# DATASET ROWS:
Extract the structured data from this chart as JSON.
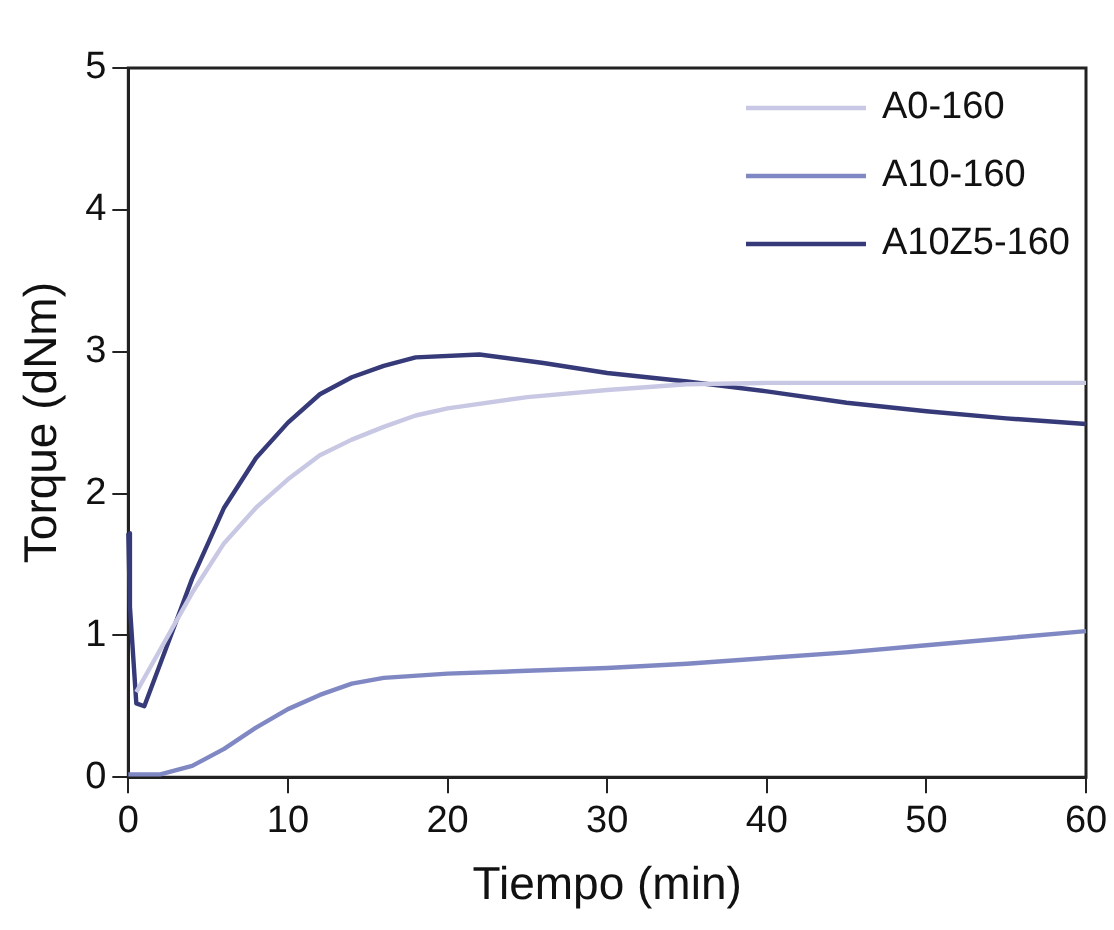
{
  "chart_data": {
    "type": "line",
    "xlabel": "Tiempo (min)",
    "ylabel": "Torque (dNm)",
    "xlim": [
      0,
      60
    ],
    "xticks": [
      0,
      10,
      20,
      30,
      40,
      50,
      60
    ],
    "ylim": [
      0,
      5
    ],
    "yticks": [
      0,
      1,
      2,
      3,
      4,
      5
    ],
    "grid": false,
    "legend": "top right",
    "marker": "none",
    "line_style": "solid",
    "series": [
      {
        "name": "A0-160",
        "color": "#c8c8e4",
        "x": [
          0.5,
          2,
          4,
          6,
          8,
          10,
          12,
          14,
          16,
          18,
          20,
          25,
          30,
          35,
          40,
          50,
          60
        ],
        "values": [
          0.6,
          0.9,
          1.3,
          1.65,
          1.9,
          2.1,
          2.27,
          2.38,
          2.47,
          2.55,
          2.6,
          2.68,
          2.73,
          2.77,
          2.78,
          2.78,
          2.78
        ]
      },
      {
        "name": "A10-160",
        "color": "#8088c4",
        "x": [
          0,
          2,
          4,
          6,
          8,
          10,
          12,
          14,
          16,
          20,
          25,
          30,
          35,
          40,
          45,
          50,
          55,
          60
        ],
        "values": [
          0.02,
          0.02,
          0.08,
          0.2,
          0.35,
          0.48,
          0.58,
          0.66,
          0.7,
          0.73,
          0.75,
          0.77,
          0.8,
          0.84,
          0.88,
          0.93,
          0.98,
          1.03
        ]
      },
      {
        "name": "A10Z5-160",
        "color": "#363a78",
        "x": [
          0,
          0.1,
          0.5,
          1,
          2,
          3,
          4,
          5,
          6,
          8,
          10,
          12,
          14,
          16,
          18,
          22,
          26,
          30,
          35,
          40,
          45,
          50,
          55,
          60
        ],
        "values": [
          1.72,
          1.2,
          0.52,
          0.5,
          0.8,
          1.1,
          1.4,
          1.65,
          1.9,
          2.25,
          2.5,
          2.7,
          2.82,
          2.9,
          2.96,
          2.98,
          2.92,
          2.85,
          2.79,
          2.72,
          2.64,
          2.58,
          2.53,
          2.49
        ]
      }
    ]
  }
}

# AIM:
Above are some records. Count the lines among them with the word "color", and answer with the number only.

# SOLUTION FOR THIS EXERCISE:
3